[Document transcription data]
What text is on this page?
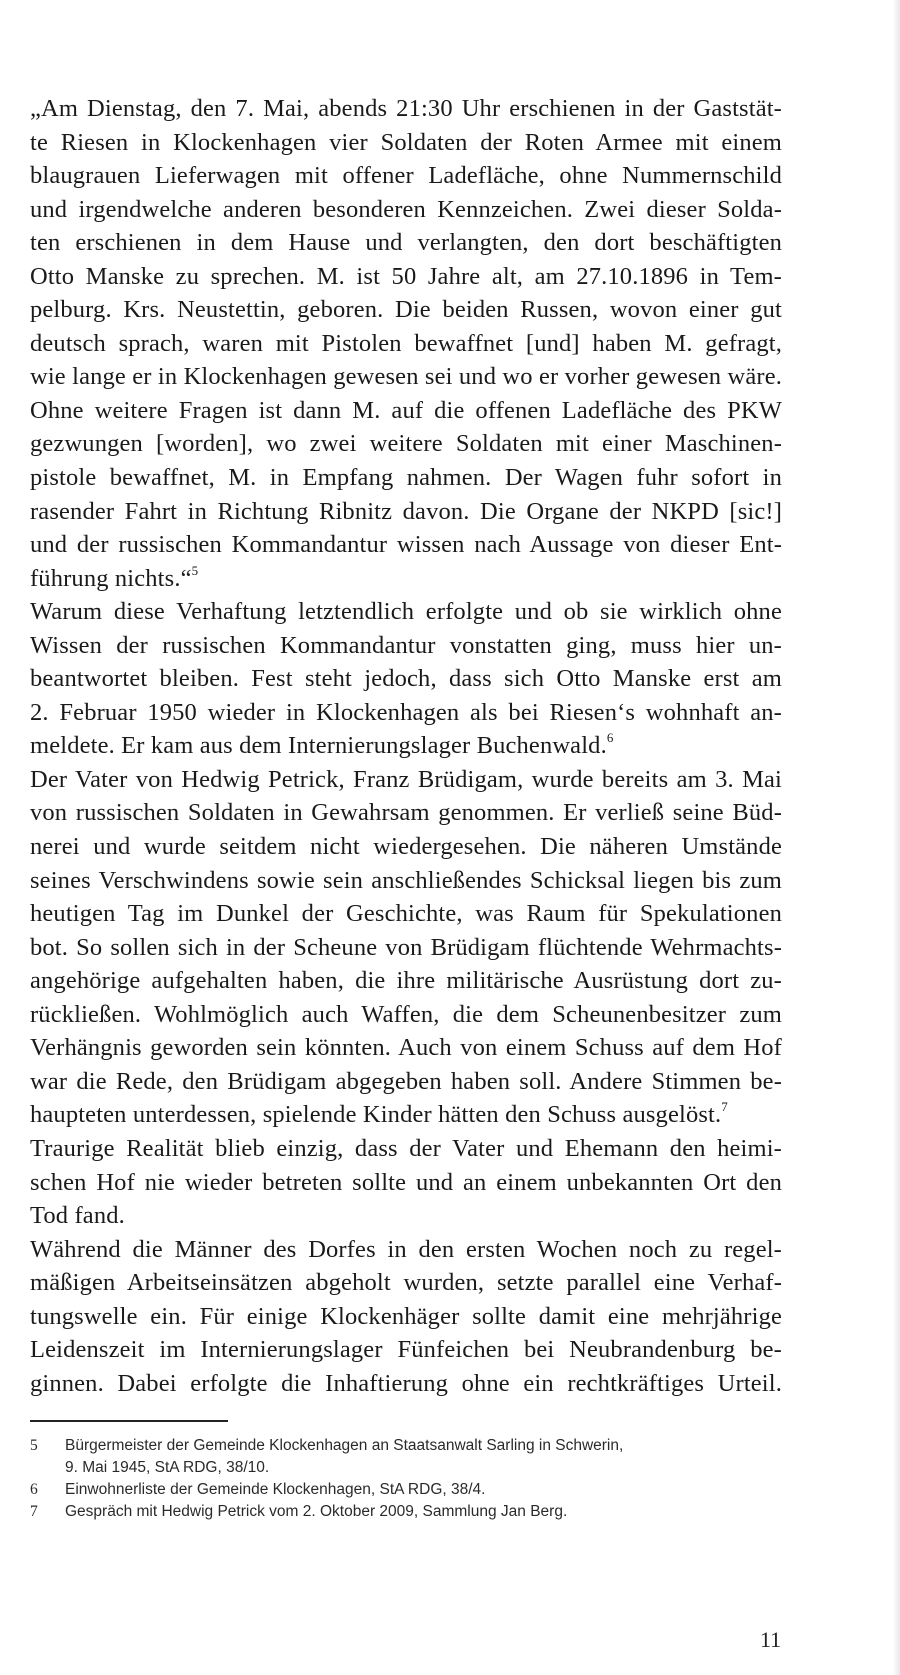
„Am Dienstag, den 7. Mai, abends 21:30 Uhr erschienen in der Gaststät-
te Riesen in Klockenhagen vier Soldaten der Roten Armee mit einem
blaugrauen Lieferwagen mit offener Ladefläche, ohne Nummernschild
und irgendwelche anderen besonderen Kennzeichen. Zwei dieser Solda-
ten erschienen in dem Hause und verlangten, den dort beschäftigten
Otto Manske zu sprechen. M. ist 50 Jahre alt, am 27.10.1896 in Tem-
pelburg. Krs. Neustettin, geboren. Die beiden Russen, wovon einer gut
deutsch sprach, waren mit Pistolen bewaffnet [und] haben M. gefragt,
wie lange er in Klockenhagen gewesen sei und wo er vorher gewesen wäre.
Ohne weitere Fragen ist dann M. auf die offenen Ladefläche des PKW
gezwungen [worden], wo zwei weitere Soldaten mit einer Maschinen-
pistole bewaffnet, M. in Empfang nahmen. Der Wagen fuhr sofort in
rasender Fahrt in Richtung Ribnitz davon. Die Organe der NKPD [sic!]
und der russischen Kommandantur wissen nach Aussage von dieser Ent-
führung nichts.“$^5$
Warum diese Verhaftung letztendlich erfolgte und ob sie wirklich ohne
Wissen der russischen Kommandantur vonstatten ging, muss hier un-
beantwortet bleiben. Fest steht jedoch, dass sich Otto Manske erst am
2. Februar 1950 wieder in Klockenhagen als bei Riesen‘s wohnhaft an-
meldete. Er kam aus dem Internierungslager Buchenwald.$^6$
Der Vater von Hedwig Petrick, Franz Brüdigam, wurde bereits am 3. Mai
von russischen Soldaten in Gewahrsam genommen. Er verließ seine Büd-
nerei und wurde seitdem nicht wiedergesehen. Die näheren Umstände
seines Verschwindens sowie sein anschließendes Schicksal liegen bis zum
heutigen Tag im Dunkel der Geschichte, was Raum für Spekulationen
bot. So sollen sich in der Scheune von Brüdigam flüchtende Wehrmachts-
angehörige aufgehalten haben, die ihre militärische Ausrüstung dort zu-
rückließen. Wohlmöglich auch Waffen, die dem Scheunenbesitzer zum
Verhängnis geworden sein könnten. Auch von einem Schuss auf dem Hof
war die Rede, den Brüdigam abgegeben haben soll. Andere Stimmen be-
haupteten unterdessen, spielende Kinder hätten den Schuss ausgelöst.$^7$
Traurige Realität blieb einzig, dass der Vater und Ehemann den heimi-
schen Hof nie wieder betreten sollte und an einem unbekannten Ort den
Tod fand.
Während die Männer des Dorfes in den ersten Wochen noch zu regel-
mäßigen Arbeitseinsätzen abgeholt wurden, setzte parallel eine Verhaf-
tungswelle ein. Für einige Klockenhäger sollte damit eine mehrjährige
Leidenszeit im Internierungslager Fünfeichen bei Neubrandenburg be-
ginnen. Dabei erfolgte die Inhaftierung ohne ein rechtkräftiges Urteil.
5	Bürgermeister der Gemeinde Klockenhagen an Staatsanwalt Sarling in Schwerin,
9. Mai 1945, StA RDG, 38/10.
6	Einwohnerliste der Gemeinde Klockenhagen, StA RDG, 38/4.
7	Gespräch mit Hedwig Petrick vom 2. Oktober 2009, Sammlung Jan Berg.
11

**WHAT YOU ARE ASKED TO DO**
A word-for-word copy of the records is needed, one that contains no pictures.

**RESPONSE BOX**
What text is on this page?
„Am Dienstag, den 7. Mai, abends 21:30 Uhr erschienen in der Gaststät-
te Riesen in Klockenhagen vier Soldaten der Roten Armee mit einem
blaugrauen Lieferwagen mit offener Ladefläche, ohne Nummernschild
und irgendwelche anderen besonderen Kennzeichen. Zwei dieser Solda-
ten erschienen in dem Hause und verlangten, den dort beschäftigten
Otto Manske zu sprechen. M. ist 50 Jahre alt, am 27.10.1896 in Tem-
pelburg. Krs. Neustettin, geboren. Die beiden Russen, wovon einer gut
deutsch sprach, waren mit Pistolen bewaffnet [und] haben M. gefragt,
wie lange er in Klockenhagen gewesen sei und wo er vorher gewesen wäre.
Ohne weitere Fragen ist dann M. auf die offenen Ladefläche des PKW
gezwungen [worden], wo zwei weitere Soldaten mit einer Maschinen-
pistole bewaffnet, M. in Empfang nahmen. Der Wagen fuhr sofort in
rasender Fahrt in Richtung Ribnitz davon. Die Organe der NKPD [sic!]
und der russischen Kommandantur wissen nach Aussage von dieser Ent-
führung nichts.“$^5$
Warum diese Verhaftung letztendlich erfolgte und ob sie wirklich ohne
Wissen der russischen Kommandantur vonstatten ging, muss hier un-
beantwortet bleiben. Fest steht jedoch, dass sich Otto Manske erst am
2. Februar 1950 wieder in Klockenhagen als bei Riesen‘s wohnhaft an-
meldete. Er kam aus dem Internierungslager Buchenwald.$^6$
Der Vater von Hedwig Petrick, Franz Brüdigam, wurde bereits am 3. Mai
von russischen Soldaten in Gewahrsam genommen. Er verließ seine Büd-
nerei und wurde seitdem nicht wiedergesehen. Die näheren Umstände
seines Verschwindens sowie sein anschließendes Schicksal liegen bis zum
heutigen Tag im Dunkel der Geschichte, was Raum für Spekulationen
bot. So sollen sich in der Scheune von Brüdigam flüchtende Wehrmachts-
angehörige aufgehalten haben, die ihre militärische Ausrüstung dort zu-
rückließen. Wohlmöglich auch Waffen, die dem Scheunenbesitzer zum
Verhängnis geworden sein könnten. Auch von einem Schuss auf dem Hof
war die Rede, den Brüdigam abgegeben haben soll. Andere Stimmen be-
haupteten unterdessen, spielende Kinder hätten den Schuss ausgelöst.$^7$
Traurige Realität blieb einzig, dass der Vater und Ehemann den heimi-
schen Hof nie wieder betreten sollte und an einem unbekannten Ort den
Tod fand.
Während die Männer des Dorfes in den ersten Wochen noch zu regel-
mäßigen Arbeitseinsätzen abgeholt wurden, setzte parallel eine Verhaf-
tungswelle ein. Für einige Klockenhäger sollte damit eine mehrjährige
Leidenszeit im Internierungslager Fünfeichen bei Neubrandenburg be-
ginnen. Dabei erfolgte die Inhaftierung ohne ein rechtkräftiges Urteil.
5	Bürgermeister der Gemeinde Klockenhagen an Staatsanwalt Sarling in Schwerin,
9. Mai 1945, StA RDG, 38/10.
6	Einwohnerliste der Gemeinde Klockenhagen, StA RDG, 38/4.
7	Gespräch mit Hedwig Petrick vom 2. Oktober 2009, Sammlung Jan Berg.
11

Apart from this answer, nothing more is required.